> [Aim]
Begin with the line containing "What does this" and copy each line exactly through the last line of the entries, inclusive.

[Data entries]
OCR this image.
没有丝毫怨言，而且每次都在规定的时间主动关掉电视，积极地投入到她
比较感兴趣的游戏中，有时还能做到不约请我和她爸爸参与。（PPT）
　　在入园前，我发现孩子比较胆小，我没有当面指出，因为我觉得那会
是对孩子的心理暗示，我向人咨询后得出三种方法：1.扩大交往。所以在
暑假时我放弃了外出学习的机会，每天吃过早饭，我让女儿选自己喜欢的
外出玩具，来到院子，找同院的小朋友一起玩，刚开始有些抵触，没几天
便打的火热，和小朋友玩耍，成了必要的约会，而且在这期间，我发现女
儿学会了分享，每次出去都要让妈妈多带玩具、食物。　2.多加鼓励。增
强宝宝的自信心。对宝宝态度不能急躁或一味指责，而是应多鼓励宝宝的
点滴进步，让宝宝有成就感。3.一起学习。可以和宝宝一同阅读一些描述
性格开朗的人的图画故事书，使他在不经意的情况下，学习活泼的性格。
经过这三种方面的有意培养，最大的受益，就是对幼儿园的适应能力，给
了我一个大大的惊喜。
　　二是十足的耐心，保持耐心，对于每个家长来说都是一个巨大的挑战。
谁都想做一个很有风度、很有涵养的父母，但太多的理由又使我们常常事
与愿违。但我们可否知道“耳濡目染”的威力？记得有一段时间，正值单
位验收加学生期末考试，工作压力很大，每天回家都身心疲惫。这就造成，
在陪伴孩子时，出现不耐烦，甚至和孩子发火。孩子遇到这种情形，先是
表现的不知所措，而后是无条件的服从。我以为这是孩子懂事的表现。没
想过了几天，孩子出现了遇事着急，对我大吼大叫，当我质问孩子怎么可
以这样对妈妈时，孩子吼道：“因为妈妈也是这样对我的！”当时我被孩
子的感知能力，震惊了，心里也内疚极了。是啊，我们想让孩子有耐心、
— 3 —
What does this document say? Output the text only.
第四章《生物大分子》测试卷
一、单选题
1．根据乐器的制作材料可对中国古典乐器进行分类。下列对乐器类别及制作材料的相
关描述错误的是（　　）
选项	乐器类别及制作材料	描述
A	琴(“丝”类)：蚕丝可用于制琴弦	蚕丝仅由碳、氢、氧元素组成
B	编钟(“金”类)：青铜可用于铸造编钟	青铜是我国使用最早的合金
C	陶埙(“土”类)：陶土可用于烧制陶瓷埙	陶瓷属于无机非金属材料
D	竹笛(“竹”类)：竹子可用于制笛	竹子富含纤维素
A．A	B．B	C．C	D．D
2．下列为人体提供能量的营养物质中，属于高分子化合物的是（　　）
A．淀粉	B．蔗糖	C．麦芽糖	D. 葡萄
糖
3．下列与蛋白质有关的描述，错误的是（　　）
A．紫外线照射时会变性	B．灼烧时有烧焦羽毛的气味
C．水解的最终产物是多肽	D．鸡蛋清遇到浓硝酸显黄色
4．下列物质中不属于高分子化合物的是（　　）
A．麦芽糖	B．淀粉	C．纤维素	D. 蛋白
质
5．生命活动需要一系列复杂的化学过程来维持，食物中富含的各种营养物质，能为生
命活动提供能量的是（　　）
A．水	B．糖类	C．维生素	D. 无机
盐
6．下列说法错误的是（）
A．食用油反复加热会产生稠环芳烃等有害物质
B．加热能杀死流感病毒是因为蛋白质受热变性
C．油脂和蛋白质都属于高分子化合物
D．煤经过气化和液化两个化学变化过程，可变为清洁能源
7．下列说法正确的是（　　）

> [Solution]
What does this document say? Output the text only.
第四章《生物大分子》测试卷
一、单选题
1．根据乐器的制作材料可对中国古典乐器进行分类。下列对乐器类别及制作材料的相
关描述错误的是（　　）
选项	乐器类别及制作材料	描述
A	琴(“丝”类)：蚕丝可用于制琴弦	蚕丝仅由碳、氢、氧元素组成
B	编钟(“金”类)：青铜可用于铸造编钟	青铜是我国使用最早的合金
C	陶埙(“土”类)：陶土可用于烧制陶瓷埙	陶瓷属于无机非金属材料
D	竹笛(“竹”类)：竹子可用于制笛	竹子富含纤维素
A．A	B．B	C．C	D．D
2．下列为人体提供能量的营养物质中，属于高分子化合物的是（　　）
A．淀粉	B．蔗糖	C．麦芽糖	D. 葡萄
糖
3．下列与蛋白质有关的描述，错误的是（　　）
A．紫外线照射时会变性	B．灼烧时有烧焦羽毛的气味
C．水解的最终产物是多肽	D．鸡蛋清遇到浓硝酸显黄色
4．下列物质中不属于高分子化合物的是（　　）
A．麦芽糖	B．淀粉	C．纤维素	D. 蛋白
质
5．生命活动需要一系列复杂的化学过程来维持，食物中富含的各种营养物质，能为生
命活动提供能量的是（　　）
A．水	B．糖类	C．维生素	D. 无机
盐
6．下列说法错误的是（）
A．食用油反复加热会产生稠环芳烃等有害物质
B．加热能杀死流感病毒是因为蛋白质受热变性
C．油脂和蛋白质都属于高分子化合物
D．煤经过气化和液化两个化学变化过程，可变为清洁能源
7．下列说法正确的是（　　）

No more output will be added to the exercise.